Copy every line of the records below that holds the word "Connection".

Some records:
+ + + + +
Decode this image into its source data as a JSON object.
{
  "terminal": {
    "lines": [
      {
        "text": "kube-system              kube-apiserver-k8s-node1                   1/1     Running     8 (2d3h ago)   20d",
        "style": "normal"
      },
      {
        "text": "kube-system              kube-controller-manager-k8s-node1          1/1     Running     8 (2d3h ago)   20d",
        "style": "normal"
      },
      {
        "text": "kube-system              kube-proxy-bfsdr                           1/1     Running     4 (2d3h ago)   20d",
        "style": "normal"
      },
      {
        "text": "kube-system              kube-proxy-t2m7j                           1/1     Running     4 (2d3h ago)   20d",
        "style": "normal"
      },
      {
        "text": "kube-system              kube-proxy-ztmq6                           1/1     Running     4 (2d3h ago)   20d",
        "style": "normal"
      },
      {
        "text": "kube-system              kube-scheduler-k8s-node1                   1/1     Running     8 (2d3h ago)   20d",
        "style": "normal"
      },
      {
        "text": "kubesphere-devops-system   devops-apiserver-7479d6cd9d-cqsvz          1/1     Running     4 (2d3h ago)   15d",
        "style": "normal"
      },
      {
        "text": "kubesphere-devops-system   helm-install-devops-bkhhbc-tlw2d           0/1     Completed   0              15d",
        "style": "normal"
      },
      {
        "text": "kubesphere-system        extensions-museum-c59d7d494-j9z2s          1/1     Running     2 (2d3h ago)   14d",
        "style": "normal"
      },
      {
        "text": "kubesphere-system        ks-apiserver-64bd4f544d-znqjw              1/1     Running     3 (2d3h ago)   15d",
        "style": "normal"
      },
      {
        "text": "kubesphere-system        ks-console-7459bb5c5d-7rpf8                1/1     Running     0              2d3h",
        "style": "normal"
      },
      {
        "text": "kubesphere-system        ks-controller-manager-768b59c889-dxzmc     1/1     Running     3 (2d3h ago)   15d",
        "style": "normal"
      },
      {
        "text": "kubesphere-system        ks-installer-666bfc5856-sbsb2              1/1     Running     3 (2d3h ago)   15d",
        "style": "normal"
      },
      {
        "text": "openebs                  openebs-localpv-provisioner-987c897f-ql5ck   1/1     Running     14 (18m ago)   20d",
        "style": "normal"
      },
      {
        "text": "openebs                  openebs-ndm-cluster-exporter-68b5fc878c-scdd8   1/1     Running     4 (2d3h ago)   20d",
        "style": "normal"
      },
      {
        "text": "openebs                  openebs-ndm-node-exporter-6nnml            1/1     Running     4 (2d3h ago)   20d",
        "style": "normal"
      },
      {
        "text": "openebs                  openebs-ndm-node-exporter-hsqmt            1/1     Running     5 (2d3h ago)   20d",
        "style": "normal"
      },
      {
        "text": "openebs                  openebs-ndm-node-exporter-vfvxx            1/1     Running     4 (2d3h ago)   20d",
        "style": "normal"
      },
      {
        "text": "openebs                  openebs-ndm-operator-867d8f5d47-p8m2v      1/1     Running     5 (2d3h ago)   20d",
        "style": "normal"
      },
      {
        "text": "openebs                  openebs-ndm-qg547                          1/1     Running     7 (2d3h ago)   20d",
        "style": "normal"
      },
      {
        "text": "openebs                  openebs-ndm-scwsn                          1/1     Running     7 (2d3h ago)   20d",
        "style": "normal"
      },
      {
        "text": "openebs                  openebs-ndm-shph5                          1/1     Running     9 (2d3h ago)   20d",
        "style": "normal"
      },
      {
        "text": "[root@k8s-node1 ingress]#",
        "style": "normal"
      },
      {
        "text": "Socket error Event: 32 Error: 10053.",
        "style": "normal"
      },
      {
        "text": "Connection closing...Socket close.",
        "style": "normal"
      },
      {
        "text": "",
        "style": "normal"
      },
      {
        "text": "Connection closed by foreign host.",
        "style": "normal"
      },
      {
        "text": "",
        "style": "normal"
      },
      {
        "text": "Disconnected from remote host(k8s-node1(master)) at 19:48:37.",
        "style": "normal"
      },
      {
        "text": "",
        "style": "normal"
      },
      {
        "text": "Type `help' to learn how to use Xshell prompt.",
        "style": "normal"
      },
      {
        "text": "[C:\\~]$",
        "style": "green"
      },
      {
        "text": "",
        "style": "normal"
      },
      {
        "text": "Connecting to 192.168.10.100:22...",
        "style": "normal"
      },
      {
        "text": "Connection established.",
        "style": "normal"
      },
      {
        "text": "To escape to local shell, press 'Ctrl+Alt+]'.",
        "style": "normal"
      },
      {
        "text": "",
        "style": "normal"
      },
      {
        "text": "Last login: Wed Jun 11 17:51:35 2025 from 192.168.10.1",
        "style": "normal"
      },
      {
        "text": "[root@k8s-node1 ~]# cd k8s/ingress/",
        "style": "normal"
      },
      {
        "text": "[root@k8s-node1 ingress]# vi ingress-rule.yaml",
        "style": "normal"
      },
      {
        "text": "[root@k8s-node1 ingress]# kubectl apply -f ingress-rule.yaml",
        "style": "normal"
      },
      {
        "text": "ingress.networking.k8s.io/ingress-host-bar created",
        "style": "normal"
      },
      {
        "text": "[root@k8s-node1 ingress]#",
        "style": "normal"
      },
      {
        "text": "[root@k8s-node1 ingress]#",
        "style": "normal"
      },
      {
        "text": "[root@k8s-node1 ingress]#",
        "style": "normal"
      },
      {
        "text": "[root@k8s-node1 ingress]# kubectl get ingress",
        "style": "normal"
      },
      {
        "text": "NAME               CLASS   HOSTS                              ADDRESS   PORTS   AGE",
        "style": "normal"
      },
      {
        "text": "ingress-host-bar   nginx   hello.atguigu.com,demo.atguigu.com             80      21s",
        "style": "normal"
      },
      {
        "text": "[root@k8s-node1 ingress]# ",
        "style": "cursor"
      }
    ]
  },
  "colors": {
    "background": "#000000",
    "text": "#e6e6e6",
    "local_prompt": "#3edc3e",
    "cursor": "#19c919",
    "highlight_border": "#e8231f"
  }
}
+ + + + +
* **Task answer**:
        "text": "Connection closing...Socket close.",
        "text": "Connection closed by foreign host.",
        "text": "Connection established.",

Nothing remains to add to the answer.